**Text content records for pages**
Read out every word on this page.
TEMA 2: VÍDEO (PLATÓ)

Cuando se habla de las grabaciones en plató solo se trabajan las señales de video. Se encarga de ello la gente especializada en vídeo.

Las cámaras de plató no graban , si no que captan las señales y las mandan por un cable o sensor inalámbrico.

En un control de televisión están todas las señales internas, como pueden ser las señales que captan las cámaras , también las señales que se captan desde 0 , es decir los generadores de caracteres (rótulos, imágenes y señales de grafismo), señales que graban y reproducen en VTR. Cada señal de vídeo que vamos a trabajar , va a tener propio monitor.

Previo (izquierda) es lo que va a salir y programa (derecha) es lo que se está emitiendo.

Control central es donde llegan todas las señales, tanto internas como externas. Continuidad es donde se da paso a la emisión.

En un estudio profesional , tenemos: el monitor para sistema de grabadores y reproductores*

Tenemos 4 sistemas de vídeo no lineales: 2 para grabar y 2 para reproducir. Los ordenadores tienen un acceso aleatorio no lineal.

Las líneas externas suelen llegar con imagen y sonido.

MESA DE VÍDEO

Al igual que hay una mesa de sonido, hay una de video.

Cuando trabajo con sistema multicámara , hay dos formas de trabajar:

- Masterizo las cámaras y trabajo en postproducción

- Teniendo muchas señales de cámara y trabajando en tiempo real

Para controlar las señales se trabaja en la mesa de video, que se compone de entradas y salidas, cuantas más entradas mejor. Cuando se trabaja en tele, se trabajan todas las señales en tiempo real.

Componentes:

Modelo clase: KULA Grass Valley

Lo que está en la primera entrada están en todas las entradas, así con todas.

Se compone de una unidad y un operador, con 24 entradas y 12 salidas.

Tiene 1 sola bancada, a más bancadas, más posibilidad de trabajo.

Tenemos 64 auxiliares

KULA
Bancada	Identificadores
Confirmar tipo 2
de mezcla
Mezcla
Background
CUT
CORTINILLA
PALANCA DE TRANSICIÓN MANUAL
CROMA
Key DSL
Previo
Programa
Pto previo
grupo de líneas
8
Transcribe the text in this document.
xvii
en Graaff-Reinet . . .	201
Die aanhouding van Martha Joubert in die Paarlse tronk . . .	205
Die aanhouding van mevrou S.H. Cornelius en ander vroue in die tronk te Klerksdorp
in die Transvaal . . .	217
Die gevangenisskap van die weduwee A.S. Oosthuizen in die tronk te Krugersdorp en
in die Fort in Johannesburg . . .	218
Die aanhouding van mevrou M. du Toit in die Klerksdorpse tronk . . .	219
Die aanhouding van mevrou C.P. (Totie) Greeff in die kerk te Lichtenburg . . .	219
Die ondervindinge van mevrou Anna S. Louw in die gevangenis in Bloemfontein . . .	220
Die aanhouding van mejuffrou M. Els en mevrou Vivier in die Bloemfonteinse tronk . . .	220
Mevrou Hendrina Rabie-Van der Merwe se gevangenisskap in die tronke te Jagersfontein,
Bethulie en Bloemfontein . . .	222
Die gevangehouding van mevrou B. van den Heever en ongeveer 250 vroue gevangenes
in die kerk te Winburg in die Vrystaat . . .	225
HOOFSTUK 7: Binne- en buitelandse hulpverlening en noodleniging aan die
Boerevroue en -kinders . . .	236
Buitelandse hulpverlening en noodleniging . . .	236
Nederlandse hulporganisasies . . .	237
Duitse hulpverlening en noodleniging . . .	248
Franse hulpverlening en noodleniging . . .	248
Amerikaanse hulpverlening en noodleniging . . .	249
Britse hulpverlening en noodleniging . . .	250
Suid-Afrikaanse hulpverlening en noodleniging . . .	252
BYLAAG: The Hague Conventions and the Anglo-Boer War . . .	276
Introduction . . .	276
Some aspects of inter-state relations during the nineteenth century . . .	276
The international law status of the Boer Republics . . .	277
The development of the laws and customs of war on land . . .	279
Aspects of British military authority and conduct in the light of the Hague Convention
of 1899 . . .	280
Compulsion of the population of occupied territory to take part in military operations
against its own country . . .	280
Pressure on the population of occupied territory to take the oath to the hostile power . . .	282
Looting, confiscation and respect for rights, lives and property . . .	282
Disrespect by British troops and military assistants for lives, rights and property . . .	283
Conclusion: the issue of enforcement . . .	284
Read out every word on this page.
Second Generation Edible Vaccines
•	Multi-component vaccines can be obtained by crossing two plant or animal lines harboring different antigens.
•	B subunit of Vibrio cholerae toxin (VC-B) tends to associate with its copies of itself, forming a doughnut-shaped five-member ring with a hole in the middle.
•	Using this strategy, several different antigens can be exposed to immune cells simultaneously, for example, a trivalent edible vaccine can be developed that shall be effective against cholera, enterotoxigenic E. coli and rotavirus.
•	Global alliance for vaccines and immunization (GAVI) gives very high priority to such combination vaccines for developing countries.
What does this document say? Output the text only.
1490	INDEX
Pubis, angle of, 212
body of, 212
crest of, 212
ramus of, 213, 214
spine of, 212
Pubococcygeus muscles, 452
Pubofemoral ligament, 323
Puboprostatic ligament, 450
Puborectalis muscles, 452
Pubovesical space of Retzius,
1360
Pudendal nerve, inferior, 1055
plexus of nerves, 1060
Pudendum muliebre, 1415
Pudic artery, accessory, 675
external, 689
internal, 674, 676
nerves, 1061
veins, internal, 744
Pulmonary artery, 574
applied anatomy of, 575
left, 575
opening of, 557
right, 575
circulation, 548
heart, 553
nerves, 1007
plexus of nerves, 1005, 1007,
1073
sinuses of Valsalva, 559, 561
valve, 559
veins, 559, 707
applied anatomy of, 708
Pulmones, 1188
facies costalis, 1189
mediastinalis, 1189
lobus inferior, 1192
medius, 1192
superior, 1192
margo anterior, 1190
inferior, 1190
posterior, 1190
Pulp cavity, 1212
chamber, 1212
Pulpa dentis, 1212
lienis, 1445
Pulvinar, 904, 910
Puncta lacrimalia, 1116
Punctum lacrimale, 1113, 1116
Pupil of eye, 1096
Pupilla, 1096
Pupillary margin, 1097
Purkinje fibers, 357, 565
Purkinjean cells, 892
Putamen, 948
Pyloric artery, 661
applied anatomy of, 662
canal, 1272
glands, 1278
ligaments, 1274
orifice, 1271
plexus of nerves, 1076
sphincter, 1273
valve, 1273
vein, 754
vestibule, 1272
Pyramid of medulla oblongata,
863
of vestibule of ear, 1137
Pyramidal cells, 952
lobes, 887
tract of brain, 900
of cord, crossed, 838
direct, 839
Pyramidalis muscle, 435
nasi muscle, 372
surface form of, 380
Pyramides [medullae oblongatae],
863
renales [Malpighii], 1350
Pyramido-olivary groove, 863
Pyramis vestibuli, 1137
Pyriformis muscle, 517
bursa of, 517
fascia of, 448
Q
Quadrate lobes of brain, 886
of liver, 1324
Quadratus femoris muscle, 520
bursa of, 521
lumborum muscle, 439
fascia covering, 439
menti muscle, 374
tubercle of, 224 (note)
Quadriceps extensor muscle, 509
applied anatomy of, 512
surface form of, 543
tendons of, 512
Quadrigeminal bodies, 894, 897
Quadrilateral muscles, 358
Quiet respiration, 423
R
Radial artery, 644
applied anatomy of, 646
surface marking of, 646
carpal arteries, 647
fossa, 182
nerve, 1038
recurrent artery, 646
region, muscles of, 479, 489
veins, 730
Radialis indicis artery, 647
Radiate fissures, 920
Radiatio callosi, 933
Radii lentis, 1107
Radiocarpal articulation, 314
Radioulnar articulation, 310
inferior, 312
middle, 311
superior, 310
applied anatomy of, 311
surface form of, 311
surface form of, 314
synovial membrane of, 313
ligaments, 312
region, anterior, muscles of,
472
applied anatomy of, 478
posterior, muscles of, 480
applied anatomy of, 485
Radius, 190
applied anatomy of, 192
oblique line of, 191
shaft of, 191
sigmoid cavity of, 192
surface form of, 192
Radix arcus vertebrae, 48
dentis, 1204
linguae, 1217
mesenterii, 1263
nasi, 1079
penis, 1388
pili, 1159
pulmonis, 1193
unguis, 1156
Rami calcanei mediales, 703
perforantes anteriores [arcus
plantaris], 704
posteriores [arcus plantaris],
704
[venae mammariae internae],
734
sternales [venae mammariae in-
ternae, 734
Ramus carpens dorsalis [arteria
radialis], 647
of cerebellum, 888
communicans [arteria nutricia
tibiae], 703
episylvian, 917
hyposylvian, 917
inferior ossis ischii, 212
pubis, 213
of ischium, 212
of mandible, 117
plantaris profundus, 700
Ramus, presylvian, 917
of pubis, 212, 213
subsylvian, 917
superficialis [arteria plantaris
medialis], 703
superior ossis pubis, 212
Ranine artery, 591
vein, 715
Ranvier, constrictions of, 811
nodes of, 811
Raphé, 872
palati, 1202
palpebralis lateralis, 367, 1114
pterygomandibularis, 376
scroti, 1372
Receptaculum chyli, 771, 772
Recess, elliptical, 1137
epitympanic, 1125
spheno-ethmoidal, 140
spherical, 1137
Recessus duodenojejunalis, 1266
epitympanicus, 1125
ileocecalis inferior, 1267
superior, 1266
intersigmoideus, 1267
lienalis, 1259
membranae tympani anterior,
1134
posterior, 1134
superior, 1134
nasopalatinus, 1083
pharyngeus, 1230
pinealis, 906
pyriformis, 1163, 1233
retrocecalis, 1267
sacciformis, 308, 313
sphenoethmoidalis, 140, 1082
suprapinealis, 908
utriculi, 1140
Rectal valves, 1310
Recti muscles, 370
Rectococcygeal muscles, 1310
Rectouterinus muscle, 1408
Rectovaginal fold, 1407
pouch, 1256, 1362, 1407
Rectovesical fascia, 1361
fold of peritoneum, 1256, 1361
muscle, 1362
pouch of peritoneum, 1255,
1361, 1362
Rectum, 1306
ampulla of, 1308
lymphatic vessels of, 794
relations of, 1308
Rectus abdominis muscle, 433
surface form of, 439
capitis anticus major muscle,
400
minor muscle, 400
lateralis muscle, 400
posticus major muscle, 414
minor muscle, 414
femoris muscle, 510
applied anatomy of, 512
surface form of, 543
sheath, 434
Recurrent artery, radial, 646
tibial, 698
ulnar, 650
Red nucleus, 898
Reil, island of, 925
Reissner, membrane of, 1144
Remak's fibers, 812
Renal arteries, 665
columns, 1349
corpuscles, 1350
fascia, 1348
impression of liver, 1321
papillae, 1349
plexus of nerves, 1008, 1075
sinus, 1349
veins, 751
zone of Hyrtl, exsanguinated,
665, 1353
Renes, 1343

**Your objective**
Look through the entries, and return every line that the word "arcus" appears in.

**Exercise output**
Radix arcus vertebrae, 48
perforantes anteriores [arcus
posteriores [arcus plantaris],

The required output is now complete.